ИСХОДНЫЙ ТЕКСТ
========

Массовая литература XX века: учебное пособие
Шрифт:
Страшные в свой лаконичности и кинематографической точности рассказ Е. Долгопят и роман Н. Рубановой прекрасно иллюстрирует те процессы, которые происходят сегодня в массовом сознании. XX век – жестокий и трагический – внес свои коррективы в восприятие традиционной для русской литературы «семейной темы», что нашло отражение в разных жанрах современной прозы и повлияло на изменение устойчивых стереотипов женской беллетристики. Совершенно закономерно, что к концу XX в. «мысль семейная» перестала быть главной для литературы. Человек в мире, где, по словам С. Довлатова, «безумие становится нормой», обречен на одиночество.
«Структурирующий успех логики родства, ее способность задать направление отношениям, выходящим за пределы собственно родственных, во многом определяется способностью семьи локализовать в социальном пространстве опыт индивидуальной жизни», – отмечает С. Ушакин [Ушакин, 2004: 42].

========

СОБРАННЫЙ МАТЕРИАЛ
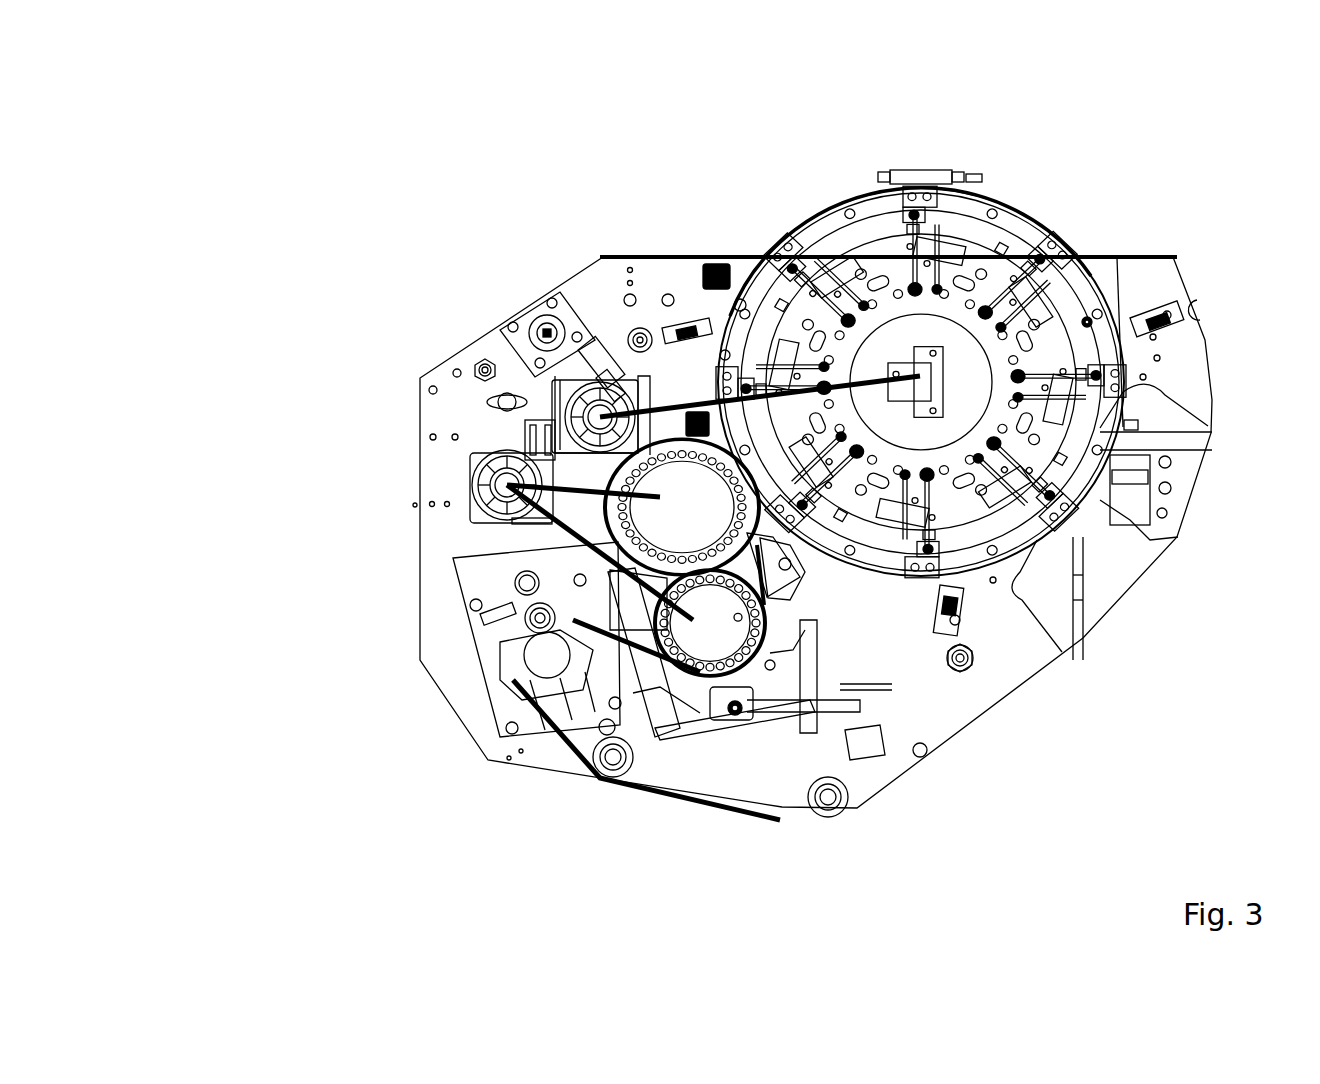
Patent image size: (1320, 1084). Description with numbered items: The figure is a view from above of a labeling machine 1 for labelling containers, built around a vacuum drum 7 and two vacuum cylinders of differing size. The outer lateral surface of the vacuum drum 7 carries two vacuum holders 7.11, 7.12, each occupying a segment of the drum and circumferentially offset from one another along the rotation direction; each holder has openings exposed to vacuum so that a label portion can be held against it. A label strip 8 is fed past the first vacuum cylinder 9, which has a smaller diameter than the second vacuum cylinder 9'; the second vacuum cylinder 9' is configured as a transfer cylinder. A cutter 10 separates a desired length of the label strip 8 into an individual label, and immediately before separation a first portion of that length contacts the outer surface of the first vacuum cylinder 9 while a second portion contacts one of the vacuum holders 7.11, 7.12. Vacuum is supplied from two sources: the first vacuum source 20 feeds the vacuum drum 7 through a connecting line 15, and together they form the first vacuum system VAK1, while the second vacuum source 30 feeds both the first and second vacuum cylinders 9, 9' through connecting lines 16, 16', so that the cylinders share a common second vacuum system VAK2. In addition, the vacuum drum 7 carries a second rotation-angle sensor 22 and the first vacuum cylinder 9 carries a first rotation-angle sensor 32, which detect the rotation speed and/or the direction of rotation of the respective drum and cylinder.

The labeling machine 1 is at (1163, 137).
The vacuum drum 7 is at (921, 332).
The vacuum holder 7.11 is at (758, 255).
The vacuum holder 7.12 is at (1019, 196).
The label strip 8 is at (677, 809).
The first vacuum cylinder 9 is at (770, 708).
The second vacuum cylinder 9' is at (521, 488).
The cutter 10 is at (796, 600).
The connecting line 15 is at (650, 405).
The connecting line 16 is at (417, 512).
The connecting line 16' is at (501, 578).
The first vacuum source 20 is at (545, 386).
The second rotation-angle sensor 22 is at (714, 264).
The second vacuum source 30 is at (453, 493).
The first rotation-angle sensor 32 is at (697, 412).
The first vacuum system VAK1 is at (681, 168).
The second vacuum system VAK2 is at (290, 595).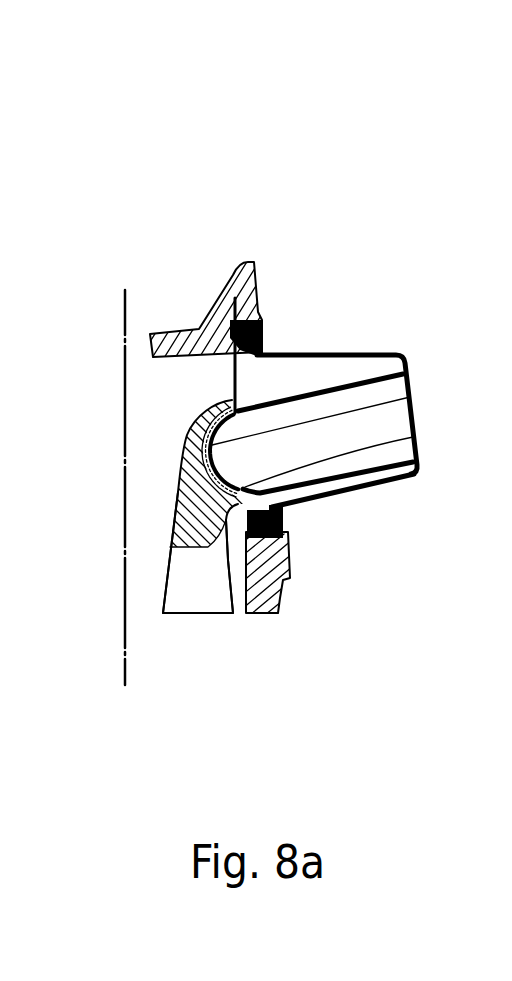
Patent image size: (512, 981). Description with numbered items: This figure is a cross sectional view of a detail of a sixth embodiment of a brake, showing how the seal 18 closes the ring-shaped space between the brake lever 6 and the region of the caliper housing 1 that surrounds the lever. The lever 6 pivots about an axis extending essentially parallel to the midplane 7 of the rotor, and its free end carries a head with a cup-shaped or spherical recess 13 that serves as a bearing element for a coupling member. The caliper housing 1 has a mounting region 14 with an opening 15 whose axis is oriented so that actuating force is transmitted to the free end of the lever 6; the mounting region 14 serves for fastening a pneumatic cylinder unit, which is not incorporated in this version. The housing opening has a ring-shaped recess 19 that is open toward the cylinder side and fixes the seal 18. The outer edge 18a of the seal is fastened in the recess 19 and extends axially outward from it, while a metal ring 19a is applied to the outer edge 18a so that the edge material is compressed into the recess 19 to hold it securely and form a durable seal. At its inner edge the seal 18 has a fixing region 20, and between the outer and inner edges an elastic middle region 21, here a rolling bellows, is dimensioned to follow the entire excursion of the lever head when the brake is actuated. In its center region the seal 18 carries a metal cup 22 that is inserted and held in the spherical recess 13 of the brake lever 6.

========

ЗАДАНИЕ
Повторите без изменений отрывок исходного текста от «Массовая литература XX» до «обречен на одиночество.» включительно.

РЕШЕНИЕ
Массовая литература XX века: учебное пособие
Шрифт:
Страшные в свой лаконичности и кинематографической точности рассказ Е. Долгопят и роман Н. Рубановой прекрасно иллюстрирует те процессы, которые происходят сегодня в массовом сознании. XX век – жестокий и трагический – внес свои коррективы в восприятие традиционной для русской литературы «семейной темы», что нашло отражение в разных жанрах современной прозы и повлияло на изменение устойчивых стереотипов женской беллетристики. Совершенно закономерно, что к концу XX в. «мысль семейная» перестала быть главной для литературы. Человек в мире, где, по словам С. Довлатова, «безумие становится нормой», обречен на одиночество.